* GIVEN EXERCISE *
Return the listing below unchanged, minus its pictures.

* RECORD SET *
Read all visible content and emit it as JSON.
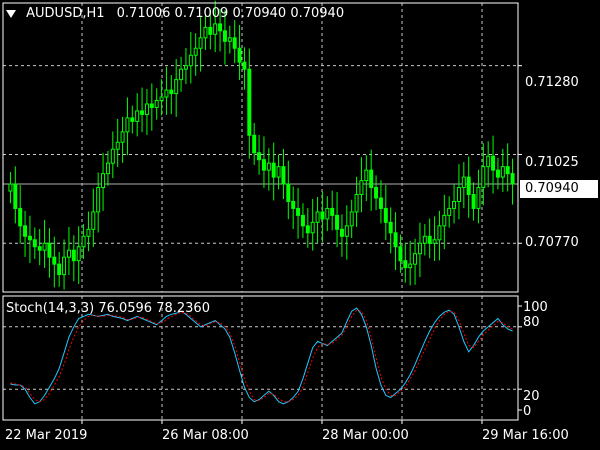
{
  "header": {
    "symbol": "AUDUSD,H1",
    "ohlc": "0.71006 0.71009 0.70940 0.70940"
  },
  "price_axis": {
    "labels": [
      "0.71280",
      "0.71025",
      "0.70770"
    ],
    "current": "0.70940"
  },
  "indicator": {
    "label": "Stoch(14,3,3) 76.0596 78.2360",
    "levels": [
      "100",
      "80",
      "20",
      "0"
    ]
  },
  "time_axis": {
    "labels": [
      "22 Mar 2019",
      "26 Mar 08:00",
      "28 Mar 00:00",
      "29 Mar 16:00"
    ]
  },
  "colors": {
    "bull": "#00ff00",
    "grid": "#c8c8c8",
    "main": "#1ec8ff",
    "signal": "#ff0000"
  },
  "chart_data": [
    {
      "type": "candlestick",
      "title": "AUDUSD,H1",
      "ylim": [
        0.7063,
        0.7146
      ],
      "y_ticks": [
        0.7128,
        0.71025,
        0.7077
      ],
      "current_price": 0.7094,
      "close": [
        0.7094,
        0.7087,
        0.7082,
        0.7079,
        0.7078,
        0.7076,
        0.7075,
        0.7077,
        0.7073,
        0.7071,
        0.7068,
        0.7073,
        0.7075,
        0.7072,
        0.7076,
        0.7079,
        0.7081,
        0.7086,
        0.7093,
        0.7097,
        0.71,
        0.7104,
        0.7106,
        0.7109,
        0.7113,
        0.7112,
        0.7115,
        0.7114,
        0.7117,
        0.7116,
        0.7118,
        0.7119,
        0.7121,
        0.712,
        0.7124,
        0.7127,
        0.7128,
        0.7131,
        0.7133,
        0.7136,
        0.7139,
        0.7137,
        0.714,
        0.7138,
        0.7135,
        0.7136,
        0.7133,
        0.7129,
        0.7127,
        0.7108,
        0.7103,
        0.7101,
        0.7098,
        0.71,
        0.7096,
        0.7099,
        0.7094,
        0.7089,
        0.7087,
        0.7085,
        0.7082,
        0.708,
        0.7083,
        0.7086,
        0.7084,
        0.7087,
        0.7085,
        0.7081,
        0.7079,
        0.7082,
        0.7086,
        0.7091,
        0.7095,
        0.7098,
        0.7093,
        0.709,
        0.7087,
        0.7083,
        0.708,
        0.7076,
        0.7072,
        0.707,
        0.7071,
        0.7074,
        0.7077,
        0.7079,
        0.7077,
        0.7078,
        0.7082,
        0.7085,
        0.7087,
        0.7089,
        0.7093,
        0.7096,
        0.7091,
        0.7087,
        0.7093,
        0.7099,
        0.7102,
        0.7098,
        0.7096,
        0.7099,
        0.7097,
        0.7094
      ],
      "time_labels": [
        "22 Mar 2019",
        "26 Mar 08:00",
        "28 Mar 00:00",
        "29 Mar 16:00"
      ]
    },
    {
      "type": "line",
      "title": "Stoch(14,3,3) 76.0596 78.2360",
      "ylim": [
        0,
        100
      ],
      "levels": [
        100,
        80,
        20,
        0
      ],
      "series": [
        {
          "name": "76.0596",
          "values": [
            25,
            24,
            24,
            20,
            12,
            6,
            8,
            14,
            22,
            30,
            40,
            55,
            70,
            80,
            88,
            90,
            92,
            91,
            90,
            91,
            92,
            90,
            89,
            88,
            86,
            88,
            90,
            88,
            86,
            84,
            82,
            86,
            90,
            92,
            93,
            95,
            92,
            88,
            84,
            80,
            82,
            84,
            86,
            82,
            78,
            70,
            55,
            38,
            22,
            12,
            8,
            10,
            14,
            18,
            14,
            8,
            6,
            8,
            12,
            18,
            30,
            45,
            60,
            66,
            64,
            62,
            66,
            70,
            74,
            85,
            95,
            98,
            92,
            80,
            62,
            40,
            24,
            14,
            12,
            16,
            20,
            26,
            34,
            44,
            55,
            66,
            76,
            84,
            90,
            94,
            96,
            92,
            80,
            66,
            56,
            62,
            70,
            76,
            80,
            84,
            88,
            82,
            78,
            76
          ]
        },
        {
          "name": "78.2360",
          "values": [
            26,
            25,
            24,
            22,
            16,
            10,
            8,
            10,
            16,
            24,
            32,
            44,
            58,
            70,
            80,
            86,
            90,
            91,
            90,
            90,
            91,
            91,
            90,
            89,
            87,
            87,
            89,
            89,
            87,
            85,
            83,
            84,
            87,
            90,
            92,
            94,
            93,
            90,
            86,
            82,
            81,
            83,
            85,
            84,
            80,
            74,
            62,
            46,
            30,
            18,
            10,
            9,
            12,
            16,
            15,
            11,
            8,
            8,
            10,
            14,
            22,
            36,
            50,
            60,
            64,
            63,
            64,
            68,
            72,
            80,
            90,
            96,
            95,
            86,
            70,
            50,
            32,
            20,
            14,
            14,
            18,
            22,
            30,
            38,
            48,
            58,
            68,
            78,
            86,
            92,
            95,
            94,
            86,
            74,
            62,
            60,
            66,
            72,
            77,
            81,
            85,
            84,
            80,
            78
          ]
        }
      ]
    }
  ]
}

* SOLUTION TO THE EXERCISE *
Read all visible content and emit it as JSON.
{
  "header": {
    "symbol": "AUDUSD,H1",
    "ohlc": "0.71006 0.71009 0.70940 0.70940"
  },
  "price_axis": {
    "labels": [
      "0.71280",
      "0.71025",
      "0.70770"
    ],
    "current": "0.70940"
  },
  "indicator": {
    "label": "Stoch(14,3,3) 76.0596 78.2360",
    "levels": [
      "100",
      "80",
      "20",
      "0"
    ]
  },
  "time_axis": {
    "labels": [
      "22 Mar 2019",
      "26 Mar 08:00",
      "28 Mar 00:00",
      "29 Mar 16:00"
    ]
  },
  "colors": {
    "bull": "#00ff00",
    "grid": "#c8c8c8",
    "main": "#1ec8ff",
    "signal": "#ff0000"
  },
  "chart_data": [
    {
      "type": "candlestick",
      "title": "AUDUSD,H1",
      "ylim": [
        0.7063,
        0.7146
      ],
      "y_ticks": [
        0.7128,
        0.71025,
        0.7077
      ],
      "current_price": 0.7094,
      "close": [
        0.7094,
        0.7087,
        0.7082,
        0.7079,
        0.7078,
        0.7076,
        0.7075,
        0.7077,
        0.7073,
        0.7071,
        0.7068,
        0.7073,
        0.7075,
        0.7072,
        0.7076,
        0.7079,
        0.7081,
        0.7086,
        0.7093,
        0.7097,
        0.71,
        0.7104,
        0.7106,
        0.7109,
        0.7113,
        0.7112,
        0.7115,
        0.7114,
        0.7117,
        0.7116,
        0.7118,
        0.7119,
        0.7121,
        0.712,
        0.7124,
        0.7127,
        0.7128,
        0.7131,
        0.7133,
        0.7136,
        0.7139,
        0.7137,
        0.714,
        0.7138,
        0.7135,
        0.7136,
        0.7133,
        0.7129,
        0.7127,
        0.7108,
        0.7103,
        0.7101,
        0.7098,
        0.71,
        0.7096,
        0.7099,
        0.7094,
        0.7089,
        0.7087,
        0.7085,
        0.7082,
        0.708,
        0.7083,
        0.7086,
        0.7084,
        0.7087,
        0.7085,
        0.7081,
        0.7079,
        0.7082,
        0.7086,
        0.7091,
        0.7095,
        0.7098,
        0.7093,
        0.709,
        0.7087,
        0.7083,
        0.708,
        0.7076,
        0.7072,
        0.707,
        0.7071,
        0.7074,
        0.7077,
        0.7079,
        0.7077,
        0.7078,
        0.7082,
        0.7085,
        0.7087,
        0.7089,
        0.7093,
        0.7096,
        0.7091,
        0.7087,
        0.7093,
        0.7099,
        0.7102,
        0.7098,
        0.7096,
        0.7099,
        0.7097,
        0.7094
      ],
      "time_labels": [
        "22 Mar 2019",
        "26 Mar 08:00",
        "28 Mar 00:00",
        "29 Mar 16:00"
      ]
    },
    {
      "type": "line",
      "title": "Stoch(14,3,3) 76.0596 78.2360",
      "ylim": [
        0,
        100
      ],
      "levels": [
        100,
        80,
        20,
        0
      ],
      "series": [
        {
          "name": "76.0596",
          "values": [
            25,
            24,
            24,
            20,
            12,
            6,
            8,
            14,
            22,
            30,
            40,
            55,
            70,
            80,
            88,
            90,
            92,
            91,
            90,
            91,
            92,
            90,
            89,
            88,
            86,
            88,
            90,
            88,
            86,
            84,
            82,
            86,
            90,
            92,
            93,
            95,
            92,
            88,
            84,
            80,
            82,
            84,
            86,
            82,
            78,
            70,
            55,
            38,
            22,
            12,
            8,
            10,
            14,
            18,
            14,
            8,
            6,
            8,
            12,
            18,
            30,
            45,
            60,
            66,
            64,
            62,
            66,
            70,
            74,
            85,
            95,
            98,
            92,
            80,
            62,
            40,
            24,
            14,
            12,
            16,
            20,
            26,
            34,
            44,
            55,
            66,
            76,
            84,
            90,
            94,
            96,
            92,
            80,
            66,
            56,
            62,
            70,
            76,
            80,
            84,
            88,
            82,
            78,
            76
          ]
        },
        {
          "name": "78.2360",
          "values": [
            26,
            25,
            24,
            22,
            16,
            10,
            8,
            10,
            16,
            24,
            32,
            44,
            58,
            70,
            80,
            86,
            90,
            91,
            90,
            90,
            91,
            91,
            90,
            89,
            87,
            87,
            89,
            89,
            87,
            85,
            83,
            84,
            87,
            90,
            92,
            94,
            93,
            90,
            86,
            82,
            81,
            83,
            85,
            84,
            80,
            74,
            62,
            46,
            30,
            18,
            10,
            9,
            12,
            16,
            15,
            11,
            8,
            8,
            10,
            14,
            22,
            36,
            50,
            60,
            64,
            63,
            64,
            68,
            72,
            80,
            90,
            96,
            95,
            86,
            70,
            50,
            32,
            20,
            14,
            14,
            18,
            22,
            30,
            38,
            48,
            58,
            68,
            78,
            86,
            92,
            95,
            94,
            86,
            74,
            62,
            60,
            66,
            72,
            77,
            81,
            85,
            84,
            80,
            78
          ]
        }
      ]
    }
  ]
}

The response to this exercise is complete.